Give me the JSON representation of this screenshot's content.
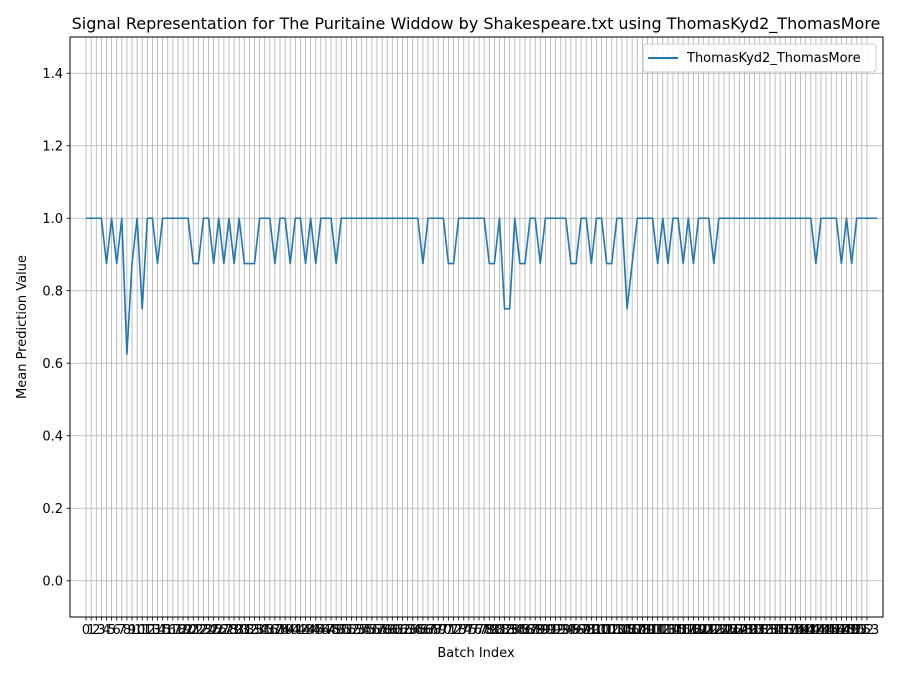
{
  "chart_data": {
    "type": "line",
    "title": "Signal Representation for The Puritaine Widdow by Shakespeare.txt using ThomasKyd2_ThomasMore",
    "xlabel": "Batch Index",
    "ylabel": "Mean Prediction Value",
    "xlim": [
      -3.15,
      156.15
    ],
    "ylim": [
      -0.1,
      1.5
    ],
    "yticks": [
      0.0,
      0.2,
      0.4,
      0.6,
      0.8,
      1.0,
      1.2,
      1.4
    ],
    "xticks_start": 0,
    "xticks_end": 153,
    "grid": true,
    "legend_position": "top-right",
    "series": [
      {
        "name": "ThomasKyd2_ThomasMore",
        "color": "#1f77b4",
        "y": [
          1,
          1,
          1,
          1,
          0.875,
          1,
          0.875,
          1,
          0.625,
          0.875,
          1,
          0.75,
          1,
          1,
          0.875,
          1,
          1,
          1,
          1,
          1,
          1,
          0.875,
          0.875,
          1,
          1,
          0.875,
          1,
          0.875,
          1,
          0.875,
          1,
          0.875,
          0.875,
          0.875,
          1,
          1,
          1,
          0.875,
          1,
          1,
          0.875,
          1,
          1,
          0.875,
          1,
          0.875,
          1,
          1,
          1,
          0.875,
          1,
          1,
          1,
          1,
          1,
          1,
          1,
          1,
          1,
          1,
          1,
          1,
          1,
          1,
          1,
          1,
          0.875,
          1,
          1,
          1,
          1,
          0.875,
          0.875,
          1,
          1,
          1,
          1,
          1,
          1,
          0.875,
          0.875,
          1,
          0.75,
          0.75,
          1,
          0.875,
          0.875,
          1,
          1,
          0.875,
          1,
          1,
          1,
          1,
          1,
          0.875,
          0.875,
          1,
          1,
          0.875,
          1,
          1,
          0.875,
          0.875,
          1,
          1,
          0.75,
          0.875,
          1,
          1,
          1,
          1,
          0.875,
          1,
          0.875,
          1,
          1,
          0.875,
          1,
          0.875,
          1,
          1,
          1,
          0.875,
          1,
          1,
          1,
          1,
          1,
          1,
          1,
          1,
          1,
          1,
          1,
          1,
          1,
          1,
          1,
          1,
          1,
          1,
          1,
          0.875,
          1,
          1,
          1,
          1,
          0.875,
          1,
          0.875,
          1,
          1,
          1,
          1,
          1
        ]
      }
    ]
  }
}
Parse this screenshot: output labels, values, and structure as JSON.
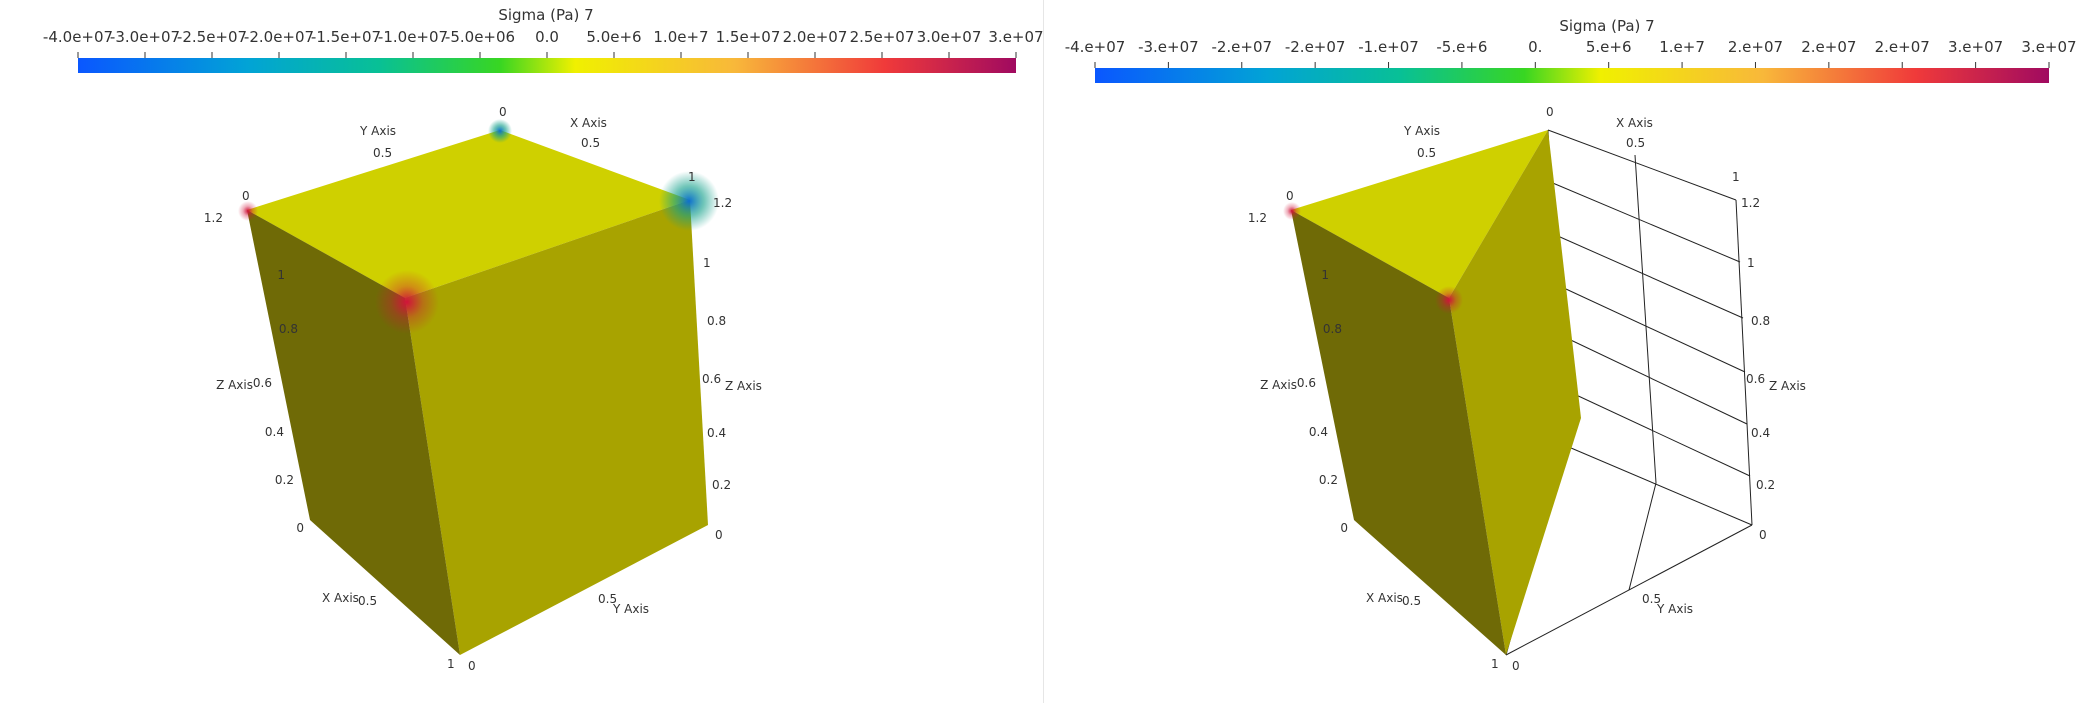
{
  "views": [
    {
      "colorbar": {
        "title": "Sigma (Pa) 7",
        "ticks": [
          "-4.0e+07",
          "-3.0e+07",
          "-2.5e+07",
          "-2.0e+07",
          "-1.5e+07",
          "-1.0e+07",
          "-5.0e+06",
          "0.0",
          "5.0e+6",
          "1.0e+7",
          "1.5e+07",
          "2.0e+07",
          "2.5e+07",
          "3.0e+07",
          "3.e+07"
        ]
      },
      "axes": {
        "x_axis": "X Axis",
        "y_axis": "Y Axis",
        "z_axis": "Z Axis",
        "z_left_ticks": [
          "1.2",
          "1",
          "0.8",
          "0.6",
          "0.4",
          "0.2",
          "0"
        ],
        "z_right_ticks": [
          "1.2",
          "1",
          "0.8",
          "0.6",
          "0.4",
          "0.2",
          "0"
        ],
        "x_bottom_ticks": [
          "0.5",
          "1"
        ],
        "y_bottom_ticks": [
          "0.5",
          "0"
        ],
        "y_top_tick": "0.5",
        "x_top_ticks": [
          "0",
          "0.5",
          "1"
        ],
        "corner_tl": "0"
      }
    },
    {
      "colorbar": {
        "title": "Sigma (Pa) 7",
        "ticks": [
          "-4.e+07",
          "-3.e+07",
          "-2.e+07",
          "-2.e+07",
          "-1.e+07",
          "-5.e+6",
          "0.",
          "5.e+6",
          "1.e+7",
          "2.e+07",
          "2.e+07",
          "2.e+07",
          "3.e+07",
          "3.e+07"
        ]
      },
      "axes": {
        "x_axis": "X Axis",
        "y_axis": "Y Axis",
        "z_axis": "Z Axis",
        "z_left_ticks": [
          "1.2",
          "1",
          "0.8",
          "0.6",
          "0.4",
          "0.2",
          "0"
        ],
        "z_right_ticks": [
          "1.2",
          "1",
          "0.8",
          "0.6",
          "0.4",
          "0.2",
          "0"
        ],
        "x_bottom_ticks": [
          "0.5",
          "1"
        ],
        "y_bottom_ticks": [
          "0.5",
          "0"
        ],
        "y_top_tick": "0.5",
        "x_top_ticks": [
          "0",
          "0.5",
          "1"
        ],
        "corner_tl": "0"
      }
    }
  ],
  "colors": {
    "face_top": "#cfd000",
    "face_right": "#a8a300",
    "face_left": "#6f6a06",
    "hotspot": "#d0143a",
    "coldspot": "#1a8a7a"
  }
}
****
WRITTEN PROBLEM:
State the number of lines that contain the string "this", with no other words.

THE RESULT:
2